**Task requirements**. Check every line of the data below for the string "after", and copy the ones that hold it.

**Data in this exercise**.

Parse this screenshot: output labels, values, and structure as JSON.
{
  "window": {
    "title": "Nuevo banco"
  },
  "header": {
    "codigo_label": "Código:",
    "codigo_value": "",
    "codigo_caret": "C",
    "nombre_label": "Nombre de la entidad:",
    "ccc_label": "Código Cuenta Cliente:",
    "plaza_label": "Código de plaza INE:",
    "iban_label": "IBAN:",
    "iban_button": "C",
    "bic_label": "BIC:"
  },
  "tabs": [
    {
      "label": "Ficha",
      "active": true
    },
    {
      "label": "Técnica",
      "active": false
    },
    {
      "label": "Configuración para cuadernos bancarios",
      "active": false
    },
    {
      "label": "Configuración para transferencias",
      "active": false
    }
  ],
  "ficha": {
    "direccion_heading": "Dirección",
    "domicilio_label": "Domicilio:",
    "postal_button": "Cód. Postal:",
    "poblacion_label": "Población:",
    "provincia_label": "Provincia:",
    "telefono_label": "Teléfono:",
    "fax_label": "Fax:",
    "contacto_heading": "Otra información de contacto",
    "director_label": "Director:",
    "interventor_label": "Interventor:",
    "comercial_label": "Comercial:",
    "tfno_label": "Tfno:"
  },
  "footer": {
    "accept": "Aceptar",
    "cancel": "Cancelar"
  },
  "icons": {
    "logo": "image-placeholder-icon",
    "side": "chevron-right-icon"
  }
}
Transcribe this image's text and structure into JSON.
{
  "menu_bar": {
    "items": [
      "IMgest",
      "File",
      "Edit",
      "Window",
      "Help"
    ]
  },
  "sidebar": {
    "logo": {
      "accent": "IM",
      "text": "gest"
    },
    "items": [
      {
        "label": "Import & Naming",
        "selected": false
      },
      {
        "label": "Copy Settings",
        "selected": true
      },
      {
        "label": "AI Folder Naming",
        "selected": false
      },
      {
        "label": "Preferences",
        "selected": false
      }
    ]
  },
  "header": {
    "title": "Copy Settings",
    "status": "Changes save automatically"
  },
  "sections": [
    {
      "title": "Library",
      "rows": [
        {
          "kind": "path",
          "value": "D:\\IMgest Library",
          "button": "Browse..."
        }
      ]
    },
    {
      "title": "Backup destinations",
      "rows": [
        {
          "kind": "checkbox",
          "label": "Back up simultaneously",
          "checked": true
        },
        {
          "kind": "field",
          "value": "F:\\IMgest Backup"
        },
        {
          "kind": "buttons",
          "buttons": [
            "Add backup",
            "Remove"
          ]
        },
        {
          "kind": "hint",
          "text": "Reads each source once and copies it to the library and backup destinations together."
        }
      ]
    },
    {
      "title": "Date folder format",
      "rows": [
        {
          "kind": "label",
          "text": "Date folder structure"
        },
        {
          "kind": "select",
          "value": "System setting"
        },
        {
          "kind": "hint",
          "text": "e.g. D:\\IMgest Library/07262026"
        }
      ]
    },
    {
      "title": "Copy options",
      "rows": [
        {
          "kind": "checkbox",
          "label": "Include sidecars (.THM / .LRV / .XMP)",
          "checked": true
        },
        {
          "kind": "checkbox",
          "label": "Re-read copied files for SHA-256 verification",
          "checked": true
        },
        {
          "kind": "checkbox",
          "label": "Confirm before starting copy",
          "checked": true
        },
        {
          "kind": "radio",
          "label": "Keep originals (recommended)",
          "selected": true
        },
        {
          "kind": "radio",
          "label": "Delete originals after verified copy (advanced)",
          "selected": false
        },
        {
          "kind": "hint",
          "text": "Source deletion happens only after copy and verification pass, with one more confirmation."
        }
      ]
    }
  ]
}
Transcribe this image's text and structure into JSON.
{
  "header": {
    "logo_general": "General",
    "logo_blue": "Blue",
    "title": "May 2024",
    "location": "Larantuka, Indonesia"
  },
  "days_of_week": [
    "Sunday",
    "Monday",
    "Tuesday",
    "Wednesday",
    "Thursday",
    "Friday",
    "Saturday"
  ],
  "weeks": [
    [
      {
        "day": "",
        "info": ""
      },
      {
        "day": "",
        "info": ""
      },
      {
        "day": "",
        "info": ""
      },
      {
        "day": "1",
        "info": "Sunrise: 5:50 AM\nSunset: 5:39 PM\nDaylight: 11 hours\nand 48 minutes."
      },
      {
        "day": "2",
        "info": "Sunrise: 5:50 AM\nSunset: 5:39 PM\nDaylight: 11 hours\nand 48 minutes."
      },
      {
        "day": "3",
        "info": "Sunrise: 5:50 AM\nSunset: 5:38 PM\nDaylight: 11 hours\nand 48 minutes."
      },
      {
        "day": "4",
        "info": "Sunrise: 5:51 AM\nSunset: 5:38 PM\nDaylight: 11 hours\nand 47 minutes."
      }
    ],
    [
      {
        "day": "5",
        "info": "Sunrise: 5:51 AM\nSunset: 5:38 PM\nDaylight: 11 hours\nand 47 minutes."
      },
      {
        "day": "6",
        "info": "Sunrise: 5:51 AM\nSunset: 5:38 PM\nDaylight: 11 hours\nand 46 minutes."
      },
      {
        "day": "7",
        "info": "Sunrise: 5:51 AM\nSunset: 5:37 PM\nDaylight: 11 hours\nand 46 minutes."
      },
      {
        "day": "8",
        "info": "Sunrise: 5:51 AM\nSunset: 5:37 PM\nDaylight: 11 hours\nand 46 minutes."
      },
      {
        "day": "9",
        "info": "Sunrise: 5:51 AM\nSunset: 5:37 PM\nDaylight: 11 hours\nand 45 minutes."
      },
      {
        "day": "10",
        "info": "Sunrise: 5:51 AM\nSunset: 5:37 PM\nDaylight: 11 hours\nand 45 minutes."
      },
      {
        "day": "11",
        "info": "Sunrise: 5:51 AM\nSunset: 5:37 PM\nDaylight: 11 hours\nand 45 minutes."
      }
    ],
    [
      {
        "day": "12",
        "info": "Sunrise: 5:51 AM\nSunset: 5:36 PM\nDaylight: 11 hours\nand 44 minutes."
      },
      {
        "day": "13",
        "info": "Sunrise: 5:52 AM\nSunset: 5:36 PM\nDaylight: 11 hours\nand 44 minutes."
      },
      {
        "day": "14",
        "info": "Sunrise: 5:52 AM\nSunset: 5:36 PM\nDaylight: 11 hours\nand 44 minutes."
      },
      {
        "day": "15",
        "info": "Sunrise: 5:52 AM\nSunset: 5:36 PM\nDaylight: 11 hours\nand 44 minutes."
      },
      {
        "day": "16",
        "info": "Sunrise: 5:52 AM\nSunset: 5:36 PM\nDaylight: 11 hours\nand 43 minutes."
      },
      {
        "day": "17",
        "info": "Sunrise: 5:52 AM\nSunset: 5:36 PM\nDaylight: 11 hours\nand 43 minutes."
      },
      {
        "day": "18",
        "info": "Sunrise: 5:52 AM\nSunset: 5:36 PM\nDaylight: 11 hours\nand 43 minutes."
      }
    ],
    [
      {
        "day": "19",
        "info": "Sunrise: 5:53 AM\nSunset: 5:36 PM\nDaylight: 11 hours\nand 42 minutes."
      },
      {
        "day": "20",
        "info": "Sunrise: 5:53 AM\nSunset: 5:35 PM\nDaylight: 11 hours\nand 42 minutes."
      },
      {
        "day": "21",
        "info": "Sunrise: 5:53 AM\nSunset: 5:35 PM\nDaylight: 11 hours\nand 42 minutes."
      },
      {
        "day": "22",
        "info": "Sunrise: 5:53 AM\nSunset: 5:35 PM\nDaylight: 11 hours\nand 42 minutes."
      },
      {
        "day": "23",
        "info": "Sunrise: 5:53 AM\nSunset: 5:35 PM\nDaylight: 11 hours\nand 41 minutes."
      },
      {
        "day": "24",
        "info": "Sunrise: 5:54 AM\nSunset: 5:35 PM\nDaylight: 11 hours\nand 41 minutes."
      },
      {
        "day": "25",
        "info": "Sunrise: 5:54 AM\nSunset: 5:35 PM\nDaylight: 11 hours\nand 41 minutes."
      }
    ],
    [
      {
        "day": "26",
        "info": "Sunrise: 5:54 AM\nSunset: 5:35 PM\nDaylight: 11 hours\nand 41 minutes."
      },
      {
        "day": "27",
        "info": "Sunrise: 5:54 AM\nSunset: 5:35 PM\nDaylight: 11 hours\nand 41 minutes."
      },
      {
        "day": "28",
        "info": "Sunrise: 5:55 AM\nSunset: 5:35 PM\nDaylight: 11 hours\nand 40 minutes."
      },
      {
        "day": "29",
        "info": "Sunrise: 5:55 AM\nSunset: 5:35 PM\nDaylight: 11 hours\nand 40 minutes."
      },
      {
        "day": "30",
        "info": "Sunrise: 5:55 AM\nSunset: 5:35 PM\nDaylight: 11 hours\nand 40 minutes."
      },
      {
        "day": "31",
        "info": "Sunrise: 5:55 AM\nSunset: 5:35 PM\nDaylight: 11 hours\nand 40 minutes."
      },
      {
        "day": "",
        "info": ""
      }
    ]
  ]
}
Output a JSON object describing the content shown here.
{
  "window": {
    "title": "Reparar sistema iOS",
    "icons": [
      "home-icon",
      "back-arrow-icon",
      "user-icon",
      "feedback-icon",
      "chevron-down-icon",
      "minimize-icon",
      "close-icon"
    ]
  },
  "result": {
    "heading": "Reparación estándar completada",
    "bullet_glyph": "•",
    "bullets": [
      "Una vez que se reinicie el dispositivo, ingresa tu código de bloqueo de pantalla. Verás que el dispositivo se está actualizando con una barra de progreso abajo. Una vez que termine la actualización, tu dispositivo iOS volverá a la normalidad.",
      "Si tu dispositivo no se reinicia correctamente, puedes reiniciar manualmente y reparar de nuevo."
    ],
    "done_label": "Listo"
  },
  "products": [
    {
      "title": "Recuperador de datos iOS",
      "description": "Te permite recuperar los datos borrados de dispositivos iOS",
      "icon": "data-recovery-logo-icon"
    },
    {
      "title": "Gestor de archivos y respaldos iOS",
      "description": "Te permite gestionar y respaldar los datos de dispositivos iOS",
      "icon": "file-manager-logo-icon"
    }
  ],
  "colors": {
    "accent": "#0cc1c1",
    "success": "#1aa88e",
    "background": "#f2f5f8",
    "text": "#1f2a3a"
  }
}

**Correct answer**.
          "label": "Delete originals after verified copy (advanced)",
          "text": "Source deletion happens only after copy and verification pass, with one more confirmation."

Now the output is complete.